** START Records to use **

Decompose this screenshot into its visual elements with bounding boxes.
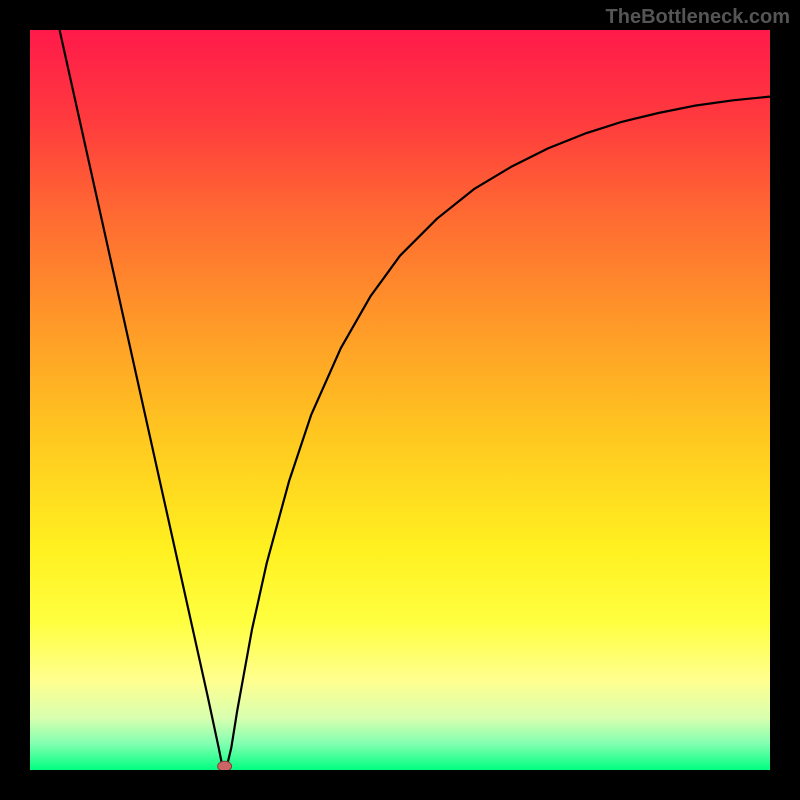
plot-outer-frame — [0, 0, 800, 800]
bottleneck-curve-path — [60, 30, 770, 766]
valley-marker — [218, 761, 232, 770]
curve-layer — [30, 30, 770, 770]
watermark-text: TheBottleneck.com — [606, 6, 790, 29]
plot-area — [30, 30, 770, 770]
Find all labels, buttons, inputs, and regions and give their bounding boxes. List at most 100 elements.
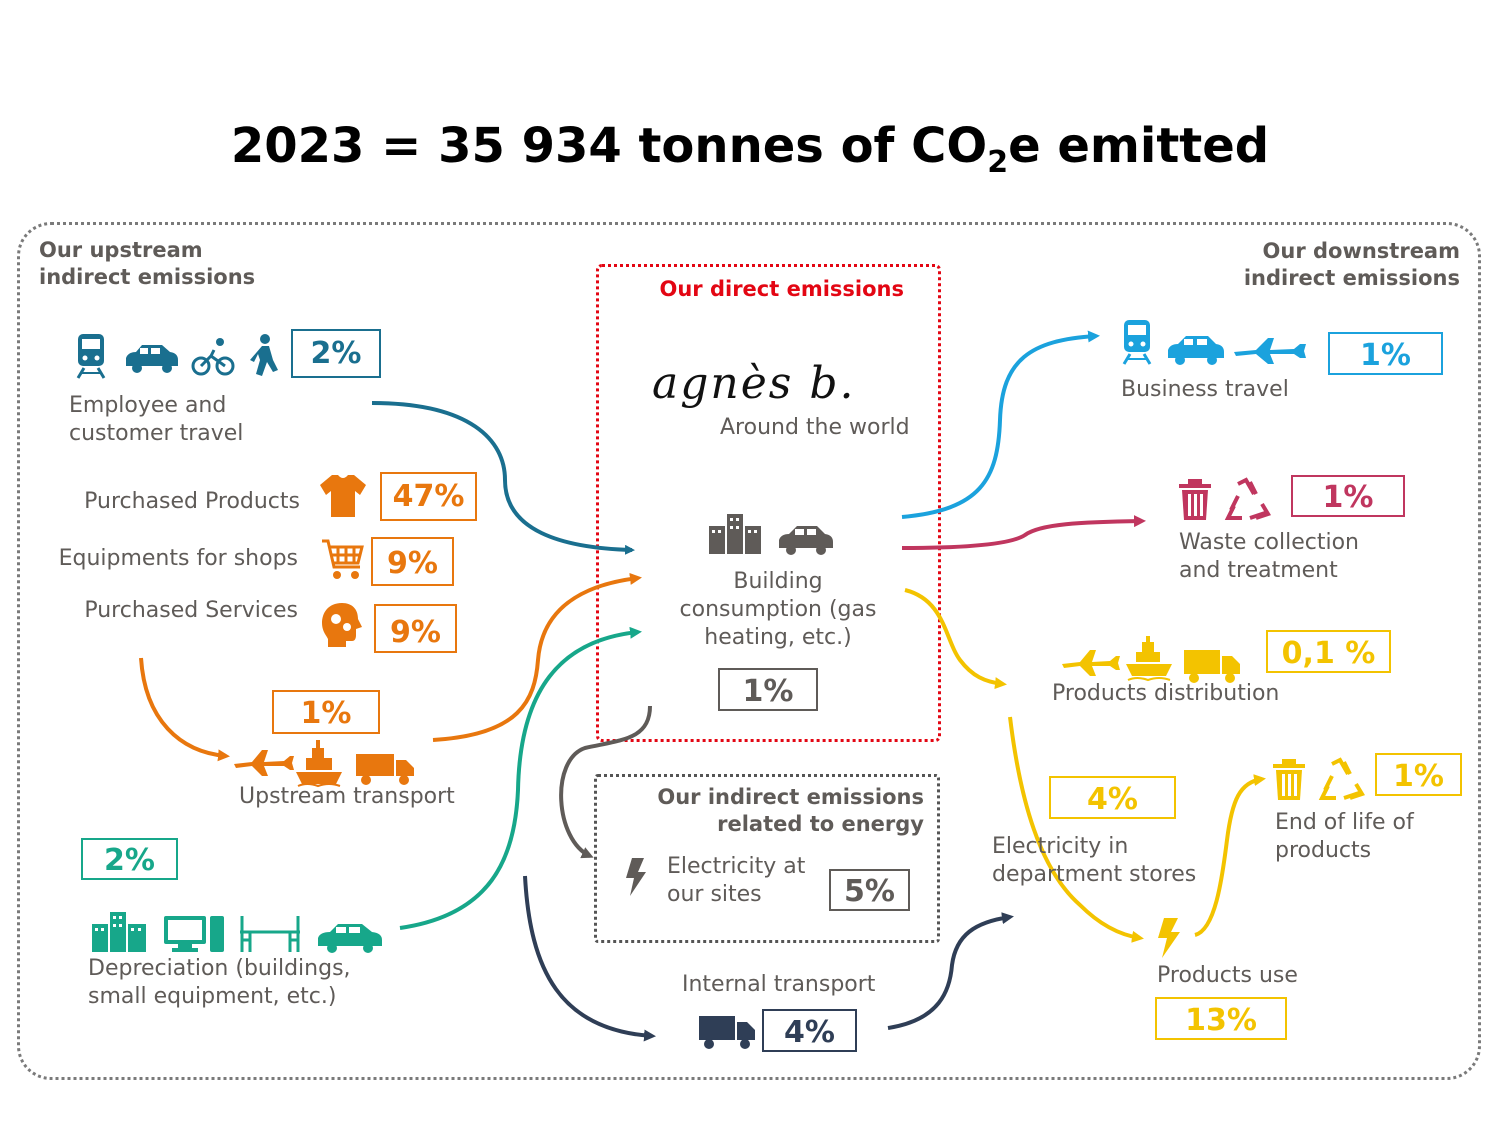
arrow-employee-travel [371,401,635,555]
distribution-label: Products distribution [1052,681,1280,706]
ship-icon [1126,636,1172,682]
downstream-heading-line2: indirect emissions [1243,266,1460,290]
electricity-stores-label: Electricity in department stores [992,833,1196,889]
end-of-life-label-line2: products [1275,838,1372,863]
equipments-label: Equipments for shops [58,546,298,571]
business-travel-pct: 1% [1328,332,1443,375]
depreciation-label: Depreciation (buildings, small equipment… [88,955,351,1011]
purchased-products-pct: 47% [380,472,477,521]
arrow-business-travel [901,330,1100,519]
plane-icon [1062,650,1120,676]
bicycle-icon [191,338,235,376]
head-gears-icon [322,603,362,647]
arrow-purchases-transport [139,657,230,762]
upstream-transport-icons [234,740,414,788]
upstream-heading-line1: Our upstream [39,238,203,262]
car-icon [779,526,833,555]
building-car-icons [709,514,833,555]
upstream-heading-line2: indirect emissions [39,265,256,289]
services-pct: 9% [374,604,457,653]
products-use-label: Products use [1157,963,1298,988]
electricity-stores-label-line1: Electricity in [992,834,1129,859]
services-label: Purchased Services [84,598,298,623]
arrow-transport-direct [432,573,642,742]
train-icon [76,334,106,379]
buildings-icon [709,514,761,554]
equipments-pct: 9% [371,537,454,586]
truck-icon [356,754,414,785]
electricity-sites-label: Electricity at our sites [667,853,805,909]
electricity-sites-label-line1: Electricity at [667,854,806,879]
upstream-transport-pct: 1% [272,690,380,734]
depreciation-icons [92,912,382,953]
waste-pct: 1% [1291,475,1405,517]
page-title: 2023 = 35 934 tonnes of CO2e emitted [0,118,1500,180]
internal-transport-label: Internal transport [682,972,876,997]
energy-heading: Our indirect emissions related to energy [620,784,924,838]
electricity-sites-label-line2: our sites [667,882,762,907]
distribution-icons [1062,636,1240,683]
recycle-icon [1224,477,1271,520]
end-of-life-label-line1: End of life of [1275,810,1414,835]
plane-icon [1234,338,1306,364]
title-subscript: 2 [987,145,1009,180]
tshirt-icon [320,475,366,517]
depreciation-label-line2: small equipment, etc.) [88,984,337,1009]
direct-emissions-frame [596,264,941,742]
employee-travel-icons [76,334,278,379]
arrow-waste [901,515,1146,550]
car-icon [1168,336,1224,365]
energy-emissions-frame [594,774,940,943]
buildings-icon [92,912,146,952]
trash-icon [1179,479,1211,520]
employee-travel-pct: 2% [291,329,381,378]
building-label-line1: Building [733,569,823,594]
truck-icon [699,1016,755,1049]
waste-icons [1179,477,1271,520]
upstream-transport-label: Upstream transport [239,784,455,809]
upstream-heading: Our upstream indirect emissions [39,237,255,291]
lightning-icon [626,858,646,896]
lightning-icon [1158,918,1180,958]
energy-heading-line2: related to energy [717,812,924,836]
table-chairs-icon [240,916,300,952]
car-icon [318,924,382,953]
arrow-electricity-sites [559,705,652,859]
building-pct: 1% [718,668,818,711]
train-icon [1122,320,1152,365]
computer-icon [164,916,224,952]
depreciation-label-line1: Depreciation (buildings, [88,956,351,981]
car-icon [126,345,178,373]
brand-signature-logo: agnès b. [652,358,856,409]
direct-heading: Our direct emissions [659,277,905,301]
shopping-cart-icon [322,539,364,579]
end-of-life-pct: 1% [1375,753,1462,796]
distribution-pct: 0,1 % [1266,630,1391,673]
trash-icon [1273,759,1305,800]
employee-travel-label-line1: Employee and [69,393,227,418]
depreciation-pct: 2% [81,838,178,880]
internal-transport-pct: 4% [762,1009,857,1052]
waste-label: Waste collection and treatment [1179,529,1359,585]
business-travel-icons [1122,320,1306,365]
purchased-products-label: Purchased Products [84,489,300,514]
arrow-depreciation [399,626,642,930]
arrow-internal-transport [523,875,656,1042]
employee-travel-label: Employee and customer travel [69,392,243,448]
end-of-life-icons [1273,757,1365,800]
truck-icon [1184,650,1240,683]
outer-frame [17,222,1481,1080]
end-of-life-label: End of life of products [1275,809,1414,865]
brand-caption: Around the world [720,415,910,440]
arrow-end-of-life [1194,774,1266,937]
electricity-stores-pct: 4% [1049,776,1176,819]
downstream-heading-line1: Our downstream [1262,239,1460,263]
employee-travel-label-line2: customer travel [69,421,244,446]
building-label-line2: consumption (gas [679,597,877,622]
pedestrian-icon [250,334,278,376]
products-use-pct: 13% [1155,997,1287,1040]
recycle-icon [1318,757,1365,800]
arrow-products-use [1008,716,1144,943]
arrow-distribution [904,588,1007,690]
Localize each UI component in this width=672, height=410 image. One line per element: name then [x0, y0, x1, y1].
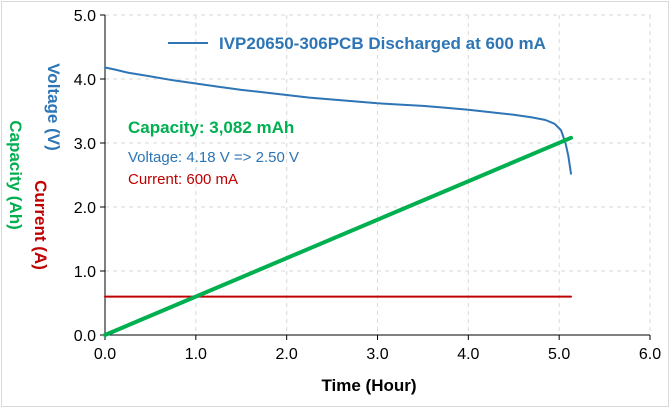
x-tick-label: 2.0	[276, 346, 298, 363]
y-axis-title-voltage: Voltage (V)	[44, 63, 63, 151]
x-tick-label: 0.0	[94, 346, 116, 363]
x-tick-label: 6.0	[639, 346, 661, 363]
y-tick-label: 5.0	[74, 8, 96, 25]
x-tick-label: 1.0	[185, 346, 207, 363]
voltage-series-line	[104, 66, 572, 175]
capacity-series-line	[103, 135, 573, 337]
y-tick-label: 0.0	[74, 328, 96, 345]
y-tick-label: 2.0	[74, 200, 96, 217]
y-tick-label: 3.0	[74, 136, 96, 153]
x-tick-label: 4.0	[457, 346, 479, 363]
grid-lines	[105, 14, 651, 335]
annotation-capacity: Capacity: 3,082 mAh	[128, 118, 294, 137]
annotation-current: Current: 600 mA	[128, 171, 238, 188]
y-axis-title-capacity: Capacity (Ah)	[6, 120, 25, 230]
x-tick-label: 3.0	[366, 346, 388, 363]
x-tick-label: 5.0	[548, 346, 570, 363]
y-axis-title-current: Current (A)	[31, 180, 50, 270]
annotation-voltage: Voltage: 4.18 V => 2.50 V	[128, 149, 299, 166]
x-axis-title: Time (Hour)	[321, 376, 416, 395]
data-series	[103, 66, 573, 337]
legend-entry: IVP20650-306PCB Discharged at 600 mA	[219, 34, 546, 53]
x-tick-labels: 0.0 1.0 2.0 3.0 4.0 5.0 6.0	[94, 346, 661, 363]
y-tick-label: 4.0	[74, 72, 96, 89]
legend: IVP20650-306PCB Discharged at 600 mA	[168, 34, 546, 53]
y-tick-labels: 0.0 1.0 2.0 3.0 4.0 5.0	[74, 8, 96, 345]
y-tick-label: 1.0	[74, 264, 96, 281]
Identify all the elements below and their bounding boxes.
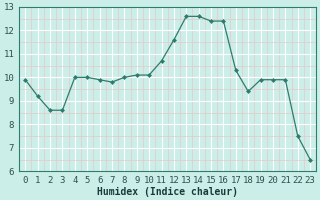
X-axis label: Humidex (Indice chaleur): Humidex (Indice chaleur)	[97, 186, 238, 197]
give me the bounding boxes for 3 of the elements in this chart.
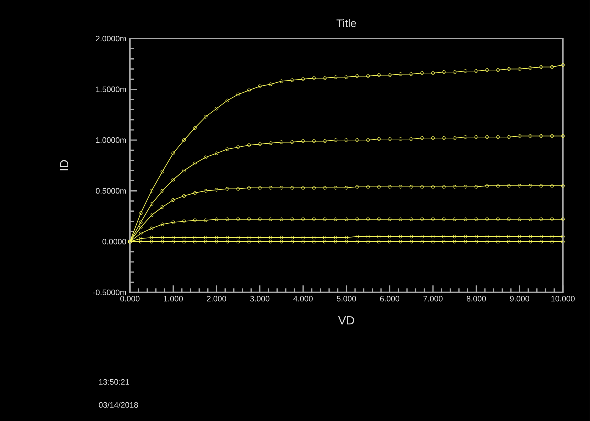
y-axis-title: ID xyxy=(60,160,68,171)
chart-title: Title xyxy=(336,19,356,28)
x-axis-title: VD xyxy=(338,316,354,325)
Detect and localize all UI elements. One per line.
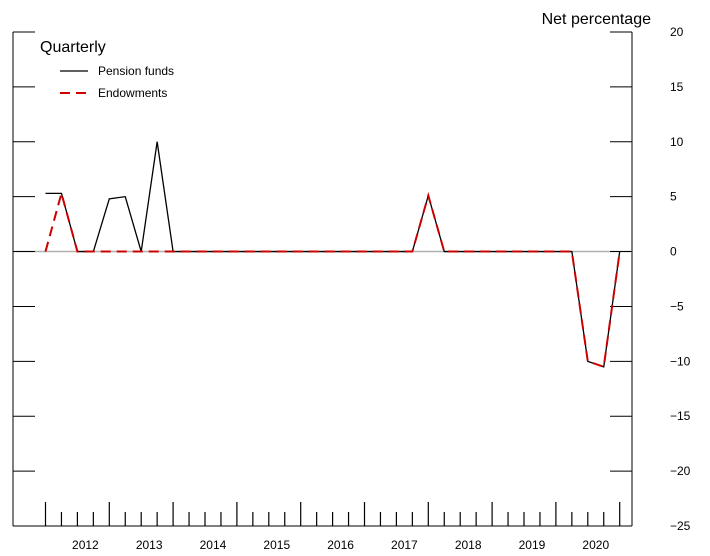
right-y-ticks: 20 15 10 5 0 −5 −10 −15 −20 −25 (610, 25, 691, 533)
ytick-label: 20 (670, 25, 684, 39)
chart-labels: Net percentage Quarterly (40, 11, 651, 56)
ytick-label: 10 (670, 135, 684, 149)
xtick-label: 2012 (72, 538, 99, 552)
x-ticks: 2012 2013 2014 2015 2016 2017 2018 2019 2020 (44, 502, 621, 552)
ytick-label: −25 (670, 519, 691, 533)
left-y-ticks (13, 31, 35, 527)
legend-label: Pension funds (98, 64, 174, 78)
series-line-pension-funds (45, 141, 621, 368)
ytick-label: 5 (670, 190, 677, 204)
ylabel: Net percentage (542, 11, 652, 28)
ytick-label: −5 (670, 299, 684, 313)
legend-label: Endowments (98, 86, 167, 100)
series-lines (44, 141, 621, 369)
xtick-label: 2018 (455, 538, 482, 552)
chart-subtitle: Quarterly (40, 39, 106, 56)
plot-frame (12, 31, 633, 527)
xtick-label: 2016 (327, 538, 354, 552)
xtick-label: 2020 (582, 538, 609, 552)
ytick-label: 0 (670, 245, 677, 259)
xtick-label: 2013 (136, 538, 163, 552)
legend: Pension funds Endowments (60, 64, 174, 100)
ytick-label: 15 (670, 80, 684, 94)
xtick-label: 2014 (200, 538, 227, 552)
xtick-label: 2017 (391, 538, 418, 552)
series-line-endowments (44, 189, 621, 369)
xtick-label: 2015 (263, 538, 290, 552)
xtick-label: 2019 (519, 538, 546, 552)
ytick-label: −20 (670, 464, 691, 478)
ytick-label: −15 (670, 409, 691, 423)
ytick-label: −10 (670, 354, 691, 368)
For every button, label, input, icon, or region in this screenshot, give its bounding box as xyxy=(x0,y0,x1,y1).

** END Records to use **

Problem description:
Copy out the records again word for word, everything from the line with "plot-outer-frame — [0, 0, 800, 800]" down to the line with "Find all labels, buttons, inputs, and", both of those lines included.

Completed task:
plot-outer-frame — [0, 0, 800, 800]
bottleneck-curve-path — [60, 30, 770, 766]
valley-marker — [218, 761, 232, 770]
curve-layer — [30, 30, 770, 770]
watermark-text: TheBottleneck.com — [606, 6, 790, 29]
plot-area — [30, 30, 770, 770]
Find all labels, buttons, inputs, and regions and give their bounding boxes. List at most 100 elements.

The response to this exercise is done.